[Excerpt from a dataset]
_ _ _ _ _ _ _
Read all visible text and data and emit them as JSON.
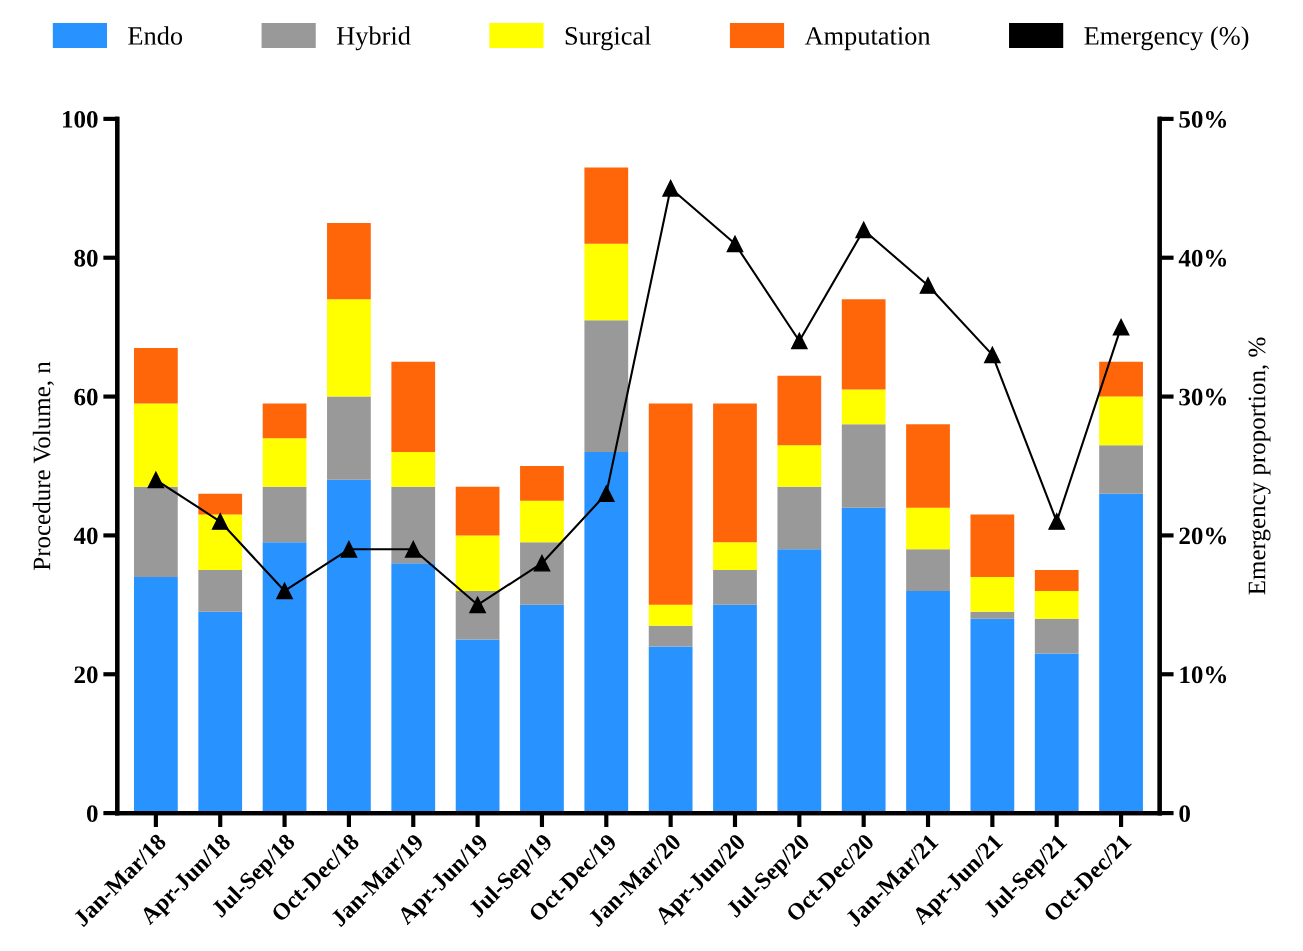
{
  "chart_data": {
    "type": "bar",
    "stacked": true,
    "xlabel": null,
    "ylabel": "Procedure Volume, n",
    "y2label": "Emergency proportion, %",
    "categories": [
      "Jan-Mar/18",
      "Apr-Jun/18",
      "Jul-Sep/18",
      "Oct-Dec/18",
      "Jan-Mar/19",
      "Apr-Jun/19",
      "Jul-Sep/19",
      "Oct-Dec/19",
      "Jan-Mar/20",
      "Apr-Jun/20",
      "Jul-Sep/20",
      "Oct-Dec/20",
      "Jan-Mar/21",
      "Apr-Jun/21",
      "Jul-Sep/21",
      "Oct-Dec/21"
    ],
    "series": [
      {
        "name": "Endo",
        "color": "#2892fe",
        "values": [
          34,
          29,
          39,
          48,
          36,
          25,
          30,
          52,
          24,
          30,
          38,
          44,
          32,
          28,
          23,
          46
        ]
      },
      {
        "name": "Hybrid",
        "color": "#999999",
        "values": [
          13,
          6,
          8,
          12,
          11,
          7,
          9,
          19,
          3,
          5,
          9,
          12,
          6,
          1,
          5,
          7
        ]
      },
      {
        "name": "Surgical",
        "color": "#ffff00",
        "values": [
          12,
          8,
          7,
          14,
          5,
          8,
          6,
          11,
          3,
          4,
          6,
          5,
          6,
          5,
          4,
          7
        ]
      },
      {
        "name": "Amputation",
        "color": "#ff660a",
        "values": [
          8,
          3,
          5,
          11,
          13,
          7,
          5,
          11,
          29,
          20,
          10,
          13,
          12,
          9,
          3,
          5
        ]
      },
      {
        "name": "Emergency (%)",
        "type": "line",
        "axis": "y2",
        "color": "#000000",
        "marker": "triangle",
        "line_style": "solid",
        "values": [
          24,
          21,
          16,
          19,
          19,
          15,
          18,
          23,
          45,
          41,
          34,
          42,
          38,
          33,
          21,
          35
        ]
      }
    ],
    "ylim": [
      0,
      100
    ],
    "yticks": [
      0,
      20,
      40,
      60,
      80,
      100
    ],
    "y2lim": [
      0,
      50
    ],
    "y2ticks": [
      0,
      {
        "value": 10,
        "label": "10%"
      },
      {
        "value": 20,
        "label": "20%"
      },
      {
        "value": 30,
        "label": "30%"
      },
      {
        "value": 40,
        "label": "40%"
      },
      {
        "value": 50,
        "label": "50%"
      }
    ],
    "legend": "top",
    "grid": false
  }
}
_ _ _ _ _ _ _
= Direction =
Write out every entry again word for word, without any of the pictures.

= Output =
Read all visible text and data and emit them as JSON.
{
  "chart_data": {
    "type": "bar",
    "stacked": true,
    "xlabel": null,
    "ylabel": "Procedure Volume, n",
    "y2label": "Emergency proportion, %",
    "categories": [
      "Jan-Mar/18",
      "Apr-Jun/18",
      "Jul-Sep/18",
      "Oct-Dec/18",
      "Jan-Mar/19",
      "Apr-Jun/19",
      "Jul-Sep/19",
      "Oct-Dec/19",
      "Jan-Mar/20",
      "Apr-Jun/20",
      "Jul-Sep/20",
      "Oct-Dec/20",
      "Jan-Mar/21",
      "Apr-Jun/21",
      "Jul-Sep/21",
      "Oct-Dec/21"
    ],
    "series": [
      {
        "name": "Endo",
        "color": "#2892fe",
        "values": [
          34,
          29,
          39,
          48,
          36,
          25,
          30,
          52,
          24,
          30,
          38,
          44,
          32,
          28,
          23,
          46
        ]
      },
      {
        "name": "Hybrid",
        "color": "#999999",
        "values": [
          13,
          6,
          8,
          12,
          11,
          7,
          9,
          19,
          3,
          5,
          9,
          12,
          6,
          1,
          5,
          7
        ]
      },
      {
        "name": "Surgical",
        "color": "#ffff00",
        "values": [
          12,
          8,
          7,
          14,
          5,
          8,
          6,
          11,
          3,
          4,
          6,
          5,
          6,
          5,
          4,
          7
        ]
      },
      {
        "name": "Amputation",
        "color": "#ff660a",
        "values": [
          8,
          3,
          5,
          11,
          13,
          7,
          5,
          11,
          29,
          20,
          10,
          13,
          12,
          9,
          3,
          5
        ]
      },
      {
        "name": "Emergency (%)",
        "type": "line",
        "axis": "y2",
        "color": "#000000",
        "marker": "triangle",
        "line_style": "solid",
        "values": [
          24,
          21,
          16,
          19,
          19,
          15,
          18,
          23,
          45,
          41,
          34,
          42,
          38,
          33,
          21,
          35
        ]
      }
    ],
    "ylim": [
      0,
      100
    ],
    "yticks": [
      0,
      20,
      40,
      60,
      80,
      100
    ],
    "y2lim": [
      0,
      50
    ],
    "y2ticks": [
      0,
      {
        "value": 10,
        "label": "10%"
      },
      {
        "value": 20,
        "label": "20%"
      },
      {
        "value": 30,
        "label": "30%"
      },
      {
        "value": 40,
        "label": "40%"
      },
      {
        "value": 50,
        "label": "50%"
      }
    ],
    "legend": "top",
    "grid": false
  }
}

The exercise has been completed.